* [Instructions to follow] Copy out the lines that have "text" in them.

□ □ □

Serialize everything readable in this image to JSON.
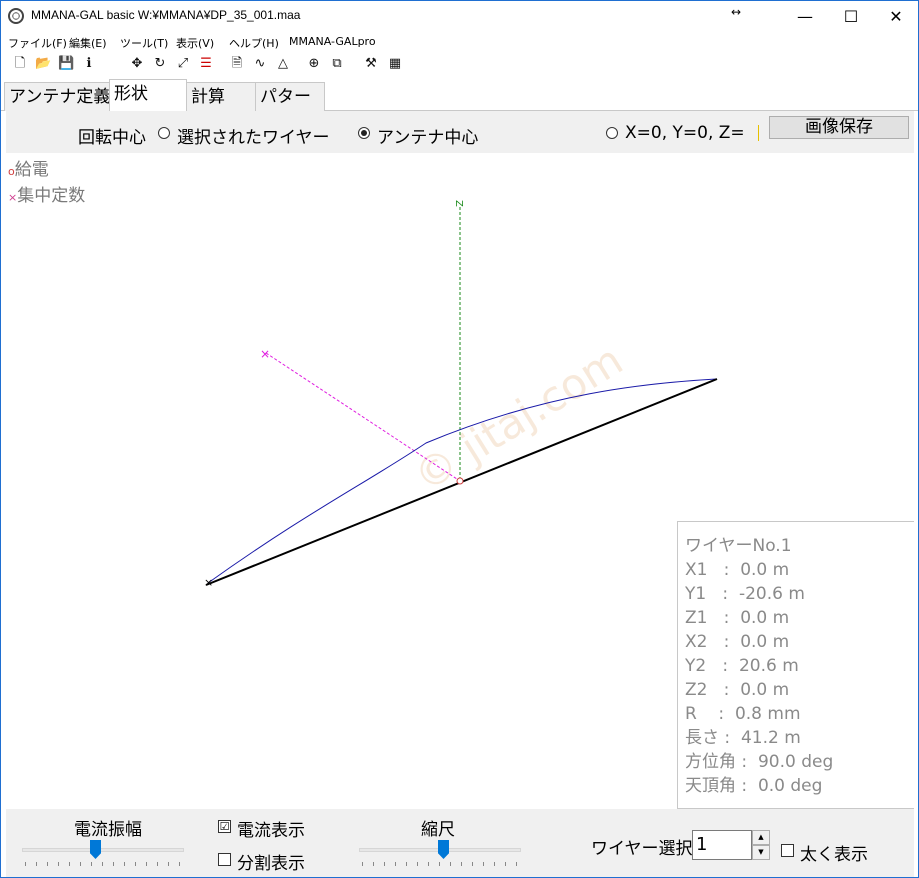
{
  "window": {
    "title": "MMANA-GAL basic  W:¥MMANA¥DP_35_001.maa",
    "resize_glyph": "↔",
    "min_glyph": "—",
    "max_glyph": "☐",
    "close_glyph": "✕"
  },
  "menu": {
    "items": [
      "ファイル(F)",
      "編集(E)",
      "ツール(T)",
      "表示(V)",
      "ヘルプ(H)",
      "MMANA-GALpro"
    ]
  },
  "toolbar": {
    "icons": [
      "new-file-icon",
      "open-folder-icon",
      "save-disk-icon",
      "info-icon",
      "move-arrows-icon",
      "rotate-icon",
      "resize-icon",
      "wires-icon",
      "document-icon",
      "curve-icon",
      "triangle-icon",
      "crosshair-icon",
      "copy-icon",
      "tools-icon",
      "calculator-icon"
    ]
  },
  "tabs": {
    "items": [
      "アンテナ定義",
      "形状",
      "計算",
      "パターン"
    ],
    "active": "形状"
  },
  "rotation": {
    "label": "回転中心",
    "option_selected_wire": "選択されたワイヤー",
    "option_antenna_center": "アンテナ中心",
    "option_origin": "X=0, Y=0, Z=",
    "selected": "アンテナ中心",
    "save_image_label": "画像保存"
  },
  "legend": {
    "feed_mark": "o",
    "feed_label": "給電",
    "load_mark": "×",
    "load_label": "集中定数"
  },
  "wire_info": {
    "title": "ワイヤーNo.1",
    "lines": [
      "X1   :  0.0 m",
      "Y1   :  -20.6 m",
      "Z1   :  0.0 m",
      "X2   :  0.0 m",
      "Y2   :  20.6 m",
      "Z2   :  0.0 m",
      "R    :  0.8 mm",
      "長さ :  41.2 m",
      "方位角 :  90.0 deg",
      "天頂角 :  0.0 deg"
    ]
  },
  "axes": {
    "z_label": "Z"
  },
  "watermark": "© jitaj.com",
  "bottom": {
    "current_amp_label": "電流振幅",
    "current_amp_level": 0.45,
    "show_current_label": "電流表示",
    "show_current_checked": true,
    "show_segments_label": "分割表示",
    "show_segments_checked": false,
    "scale_label": "縮尺",
    "scale_level": 0.52,
    "wire_select_label": "ワイヤー選択",
    "wire_select_value": "1",
    "bold_label": "太く表示",
    "bold_checked": false
  },
  "colors": {
    "accent": "#0078d7",
    "wire": "#000000",
    "current": "#1a1aa8",
    "x_axis": "#e020e0",
    "z_axis": "#1a8a1a"
  }
}
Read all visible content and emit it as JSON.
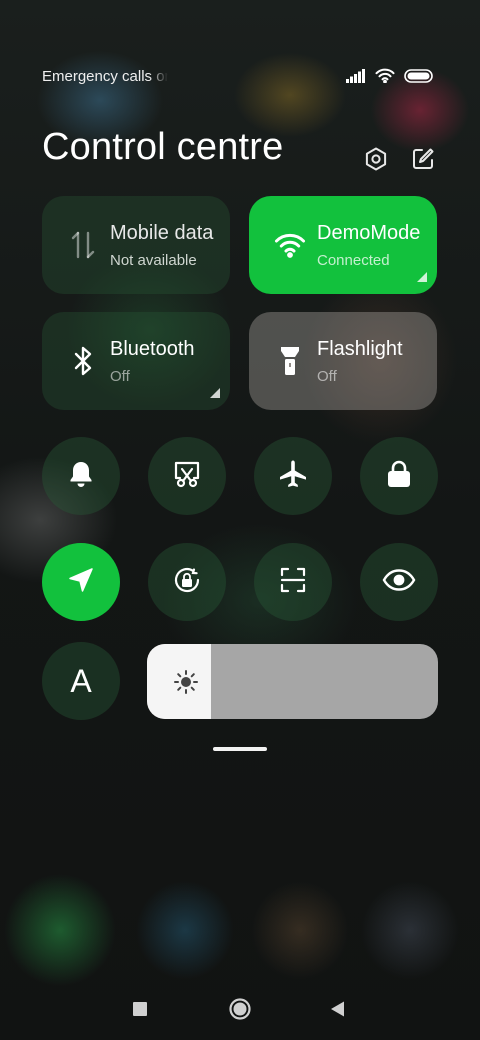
{
  "status_bar": {
    "text": "Emergency calls only",
    "icons": [
      "signal-icon",
      "wifi-icon",
      "battery-icon"
    ]
  },
  "header": {
    "title": "Control centre",
    "icons": [
      "settings-icon",
      "edit-icon"
    ]
  },
  "tiles": {
    "mobile_data": {
      "label": "Mobile data",
      "status": "Not available",
      "icon": "mobile-data-icon"
    },
    "wifi": {
      "label": "DemoMode",
      "status": "Connected",
      "icon": "wifi-icon",
      "active": true
    },
    "bluetooth": {
      "label": "Bluetooth",
      "status": "Off",
      "icon": "bluetooth-icon"
    },
    "flashlight": {
      "label": "Flashlight",
      "status": "Off",
      "icon": "flashlight-icon"
    }
  },
  "toggles_row1": [
    "bell-icon",
    "screenshot-icon",
    "airplane-icon",
    "lock-icon"
  ],
  "toggles_row2": [
    "location-icon",
    "rotation-lock-icon",
    "scan-icon",
    "eye-icon"
  ],
  "font_button": {
    "label": "A"
  },
  "brightness": {
    "level": 0.22,
    "icon": "sun-icon"
  },
  "nav_bar": [
    "recents-icon",
    "home-icon",
    "back-icon"
  ],
  "colors": {
    "accent": "#12c13d",
    "tile_dark": "#2a4a34"
  }
}
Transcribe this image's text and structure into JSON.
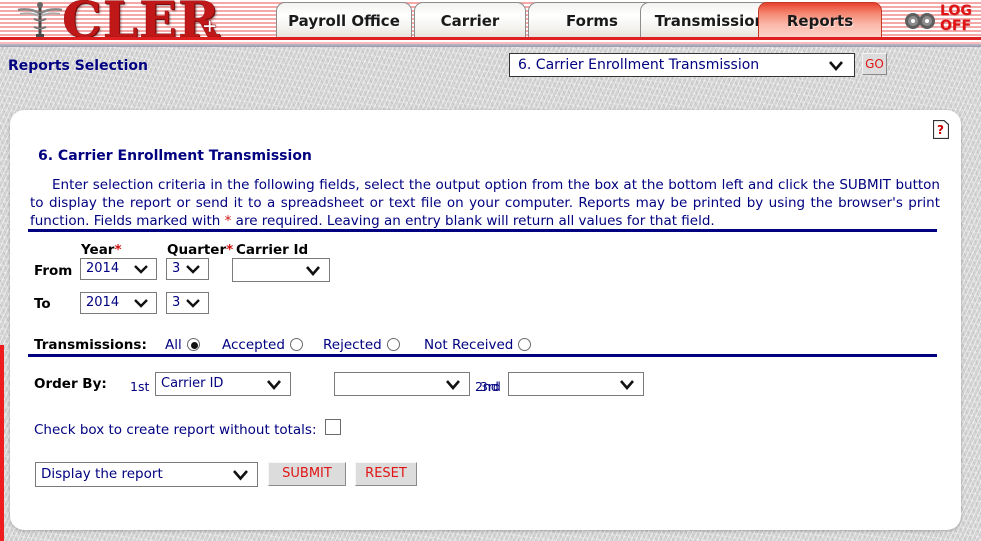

□ □ □

* [Written solution]
    "text": "Emergency calls only",
Transcribe this image's text and structure into JSON.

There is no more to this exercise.